:: Exercise instructions ::
Every line below must be reproduced exactly. Copy them all.
--- BEGIN Information shown ---
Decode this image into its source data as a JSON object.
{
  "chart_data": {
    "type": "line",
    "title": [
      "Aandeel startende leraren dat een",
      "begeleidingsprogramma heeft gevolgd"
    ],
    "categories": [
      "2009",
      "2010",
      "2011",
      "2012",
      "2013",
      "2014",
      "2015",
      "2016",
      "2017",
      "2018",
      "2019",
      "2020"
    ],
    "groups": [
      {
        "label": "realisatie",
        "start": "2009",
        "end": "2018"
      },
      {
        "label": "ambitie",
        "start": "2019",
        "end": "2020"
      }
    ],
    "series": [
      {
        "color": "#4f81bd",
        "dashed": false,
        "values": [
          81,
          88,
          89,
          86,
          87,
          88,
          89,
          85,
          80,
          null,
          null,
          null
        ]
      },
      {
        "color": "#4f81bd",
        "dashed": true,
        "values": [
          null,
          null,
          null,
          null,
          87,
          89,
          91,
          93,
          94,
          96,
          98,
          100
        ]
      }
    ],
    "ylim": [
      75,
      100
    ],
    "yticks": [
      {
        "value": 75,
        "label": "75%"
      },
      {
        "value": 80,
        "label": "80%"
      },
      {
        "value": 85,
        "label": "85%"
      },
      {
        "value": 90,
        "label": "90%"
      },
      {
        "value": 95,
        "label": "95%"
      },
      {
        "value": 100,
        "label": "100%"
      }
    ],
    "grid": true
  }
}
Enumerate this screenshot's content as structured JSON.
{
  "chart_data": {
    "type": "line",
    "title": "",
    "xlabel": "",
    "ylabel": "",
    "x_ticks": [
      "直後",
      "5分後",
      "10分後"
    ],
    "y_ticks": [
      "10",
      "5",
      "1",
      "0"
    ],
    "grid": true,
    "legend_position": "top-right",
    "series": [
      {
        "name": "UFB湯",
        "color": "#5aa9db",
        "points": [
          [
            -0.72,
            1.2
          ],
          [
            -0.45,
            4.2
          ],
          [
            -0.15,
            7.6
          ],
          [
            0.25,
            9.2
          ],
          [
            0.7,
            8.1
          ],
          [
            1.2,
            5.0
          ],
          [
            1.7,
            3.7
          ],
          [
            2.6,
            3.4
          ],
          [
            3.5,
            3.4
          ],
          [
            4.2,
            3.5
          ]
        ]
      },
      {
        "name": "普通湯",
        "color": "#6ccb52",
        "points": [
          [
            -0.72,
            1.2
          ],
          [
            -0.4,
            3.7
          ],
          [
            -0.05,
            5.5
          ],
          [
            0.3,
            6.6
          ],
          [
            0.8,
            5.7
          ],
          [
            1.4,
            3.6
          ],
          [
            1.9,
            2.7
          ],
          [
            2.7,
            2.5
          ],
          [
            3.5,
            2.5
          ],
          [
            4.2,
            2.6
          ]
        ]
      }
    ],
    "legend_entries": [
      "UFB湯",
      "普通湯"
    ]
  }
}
--- END Information shown ---
:: Expected output ::
Decode this image into its source data as a JSON object.
{
  "chart_data": {
    "type": "line",
    "title": [
      "Aandeel startende leraren dat een",
      "begeleidingsprogramma heeft gevolgd"
    ],
    "categories": [
      "2009",
      "2010",
      "2011",
      "2012",
      "2013",
      "2014",
      "2015",
      "2016",
      "2017",
      "2018",
      "2019",
      "2020"
    ],
    "groups": [
      {
        "label": "realisatie",
        "start": "2009",
        "end": "2018"
      },
      {
        "label": "ambitie",
        "start": "2019",
        "end": "2020"
      }
    ],
    "series": [
      {
        "color": "#4f81bd",
        "dashed": false,
        "values": [
          81,
          88,
          89,
          86,
          87,
          88,
          89,
          85,
          80,
          null,
          null,
          null
        ]
      },
      {
        "color": "#4f81bd",
        "dashed": true,
        "values": [
          null,
          null,
          null,
          null,
          87,
          89,
          91,
          93,
          94,
          96,
          98,
          100
        ]
      }
    ],
    "ylim": [
      75,
      100
    ],
    "yticks": [
      {
        "value": 75,
        "label": "75%"
      },
      {
        "value": 80,
        "label": "80%"
      },
      {
        "value": 85,
        "label": "85%"
      },
      {
        "value": 90,
        "label": "90%"
      },
      {
        "value": 95,
        "label": "95%"
      },
      {
        "value": 100,
        "label": "100%"
      }
    ],
    "grid": true
  }
}
Enumerate this screenshot's content as structured JSON.
{
  "chart_data": {
    "type": "line",
    "title": "",
    "xlabel": "",
    "ylabel": "",
    "x_ticks": [
      "直後",
      "5分後",
      "10分後"
    ],
    "y_ticks": [
      "10",
      "5",
      "1",
      "0"
    ],
    "grid": true,
    "legend_position": "top-right",
    "series": [
      {
        "name": "UFB湯",
        "color": "#5aa9db",
        "points": [
          [
            -0.72,
            1.2
          ],
          [
            -0.45,
            4.2
          ],
          [
            -0.15,
            7.6
          ],
          [
            0.25,
            9.2
          ],
          [
            0.7,
            8.1
          ],
          [
            1.2,
            5.0
          ],
          [
            1.7,
            3.7
          ],
          [
            2.6,
            3.4
          ],
          [
            3.5,
            3.4
          ],
          [
            4.2,
            3.5
          ]
        ]
      },
      {
        "name": "普通湯",
        "color": "#6ccb52",
        "points": [
          [
            -0.72,
            1.2
          ],
          [
            -0.4,
            3.7
          ],
          [
            -0.05,
            5.5
          ],
          [
            0.3,
            6.6
          ],
          [
            0.8,
            5.7
          ],
          [
            1.4,
            3.6
          ],
          [
            1.9,
            2.7
          ],
          [
            2.7,
            2.5
          ],
          [
            3.5,
            2.5
          ],
          [
            4.2,
            2.6
          ]
        ]
      }
    ],
    "legend_entries": [
      "UFB湯",
      "普通湯"
    ]
  }
}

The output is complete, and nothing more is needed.